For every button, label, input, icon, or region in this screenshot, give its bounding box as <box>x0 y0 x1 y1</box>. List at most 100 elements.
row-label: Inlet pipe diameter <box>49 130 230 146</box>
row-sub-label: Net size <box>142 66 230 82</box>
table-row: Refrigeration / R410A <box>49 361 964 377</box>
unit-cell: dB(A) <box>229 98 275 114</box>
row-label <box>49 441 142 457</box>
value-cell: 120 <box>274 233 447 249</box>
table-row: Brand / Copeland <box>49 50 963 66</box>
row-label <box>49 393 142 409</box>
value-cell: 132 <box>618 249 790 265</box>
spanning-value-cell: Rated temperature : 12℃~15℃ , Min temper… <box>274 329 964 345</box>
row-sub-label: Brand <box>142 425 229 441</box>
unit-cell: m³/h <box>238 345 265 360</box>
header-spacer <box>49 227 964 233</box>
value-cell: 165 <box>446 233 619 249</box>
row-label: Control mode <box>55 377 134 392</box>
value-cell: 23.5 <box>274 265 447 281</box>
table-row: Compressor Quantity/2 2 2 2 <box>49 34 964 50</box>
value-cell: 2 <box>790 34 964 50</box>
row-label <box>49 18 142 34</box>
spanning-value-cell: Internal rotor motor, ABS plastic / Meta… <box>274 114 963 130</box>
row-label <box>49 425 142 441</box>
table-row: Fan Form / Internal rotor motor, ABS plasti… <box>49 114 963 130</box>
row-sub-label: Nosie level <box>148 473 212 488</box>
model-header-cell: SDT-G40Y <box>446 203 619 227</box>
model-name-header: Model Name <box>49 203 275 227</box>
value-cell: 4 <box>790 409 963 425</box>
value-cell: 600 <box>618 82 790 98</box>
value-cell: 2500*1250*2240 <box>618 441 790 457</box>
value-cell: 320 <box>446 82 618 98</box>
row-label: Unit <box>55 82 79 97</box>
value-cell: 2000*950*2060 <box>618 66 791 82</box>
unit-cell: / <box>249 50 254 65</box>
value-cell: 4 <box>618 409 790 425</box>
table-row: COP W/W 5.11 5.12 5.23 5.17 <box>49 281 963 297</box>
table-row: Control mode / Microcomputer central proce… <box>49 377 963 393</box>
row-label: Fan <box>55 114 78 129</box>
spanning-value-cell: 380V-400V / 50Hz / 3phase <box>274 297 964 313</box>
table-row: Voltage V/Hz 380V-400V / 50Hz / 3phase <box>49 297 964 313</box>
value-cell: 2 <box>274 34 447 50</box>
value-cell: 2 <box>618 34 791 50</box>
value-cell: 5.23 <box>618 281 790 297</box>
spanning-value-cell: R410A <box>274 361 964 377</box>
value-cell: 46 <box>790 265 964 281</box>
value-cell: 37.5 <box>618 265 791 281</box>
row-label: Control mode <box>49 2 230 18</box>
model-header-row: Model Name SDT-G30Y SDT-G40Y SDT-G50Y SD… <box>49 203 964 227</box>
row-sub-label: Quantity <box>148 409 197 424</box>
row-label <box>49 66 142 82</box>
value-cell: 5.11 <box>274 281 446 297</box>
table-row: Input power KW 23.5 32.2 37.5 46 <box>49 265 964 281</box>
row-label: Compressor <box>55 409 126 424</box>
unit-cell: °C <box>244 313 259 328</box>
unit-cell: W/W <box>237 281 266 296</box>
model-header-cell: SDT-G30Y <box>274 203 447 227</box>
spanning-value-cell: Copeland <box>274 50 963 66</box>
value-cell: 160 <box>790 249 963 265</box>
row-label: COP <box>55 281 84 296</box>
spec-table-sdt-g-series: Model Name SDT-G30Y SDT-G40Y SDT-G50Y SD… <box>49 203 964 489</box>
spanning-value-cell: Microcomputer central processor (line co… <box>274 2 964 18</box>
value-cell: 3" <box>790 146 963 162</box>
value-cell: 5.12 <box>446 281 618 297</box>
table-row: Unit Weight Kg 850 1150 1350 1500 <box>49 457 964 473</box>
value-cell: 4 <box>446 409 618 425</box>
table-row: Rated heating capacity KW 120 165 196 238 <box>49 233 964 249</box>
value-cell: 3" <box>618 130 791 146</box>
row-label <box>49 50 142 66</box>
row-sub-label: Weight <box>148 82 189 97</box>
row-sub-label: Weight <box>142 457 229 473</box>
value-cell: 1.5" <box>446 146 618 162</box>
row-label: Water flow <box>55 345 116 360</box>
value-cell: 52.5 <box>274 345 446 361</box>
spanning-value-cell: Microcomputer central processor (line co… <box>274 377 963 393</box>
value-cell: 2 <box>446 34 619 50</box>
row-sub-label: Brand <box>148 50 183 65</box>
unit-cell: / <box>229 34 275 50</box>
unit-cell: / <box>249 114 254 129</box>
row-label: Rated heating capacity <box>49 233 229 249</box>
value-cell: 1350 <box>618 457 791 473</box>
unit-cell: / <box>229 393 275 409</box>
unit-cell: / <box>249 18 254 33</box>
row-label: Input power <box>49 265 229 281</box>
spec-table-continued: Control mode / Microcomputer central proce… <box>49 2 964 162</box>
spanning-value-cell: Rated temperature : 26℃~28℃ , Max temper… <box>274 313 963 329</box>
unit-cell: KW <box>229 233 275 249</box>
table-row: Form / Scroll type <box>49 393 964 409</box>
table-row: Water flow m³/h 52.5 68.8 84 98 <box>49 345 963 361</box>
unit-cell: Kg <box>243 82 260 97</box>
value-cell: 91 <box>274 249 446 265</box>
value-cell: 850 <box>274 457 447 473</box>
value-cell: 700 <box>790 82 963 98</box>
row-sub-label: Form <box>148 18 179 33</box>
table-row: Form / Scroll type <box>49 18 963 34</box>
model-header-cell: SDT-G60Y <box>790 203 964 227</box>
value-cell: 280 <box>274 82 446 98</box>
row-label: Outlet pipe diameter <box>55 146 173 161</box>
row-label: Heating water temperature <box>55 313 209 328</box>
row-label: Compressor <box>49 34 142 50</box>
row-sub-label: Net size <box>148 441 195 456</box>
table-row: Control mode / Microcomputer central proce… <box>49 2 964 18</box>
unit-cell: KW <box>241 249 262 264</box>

■ ■ ■ ■ ■ ■ ■

== Written instruction ==
Gather every line of the material above that contains the word "central", and copy each of those lines in full.

== Finished exercise ==
table-row: Control mode / Microcomputer central proce… <box>49 377 963 393</box>
spanning-value-cell: Microcomputer central processor (line co… <box>274 2 964 18</box>
spanning-value-cell: Microcomputer central processor (line co… <box>274 377 963 393</box>
spec-table-continued: Control mode / Microcomputer central proce… <box>49 2 964 162</box>
table-row: Control mode / Microcomputer central proce… <box>49 2 964 18</box>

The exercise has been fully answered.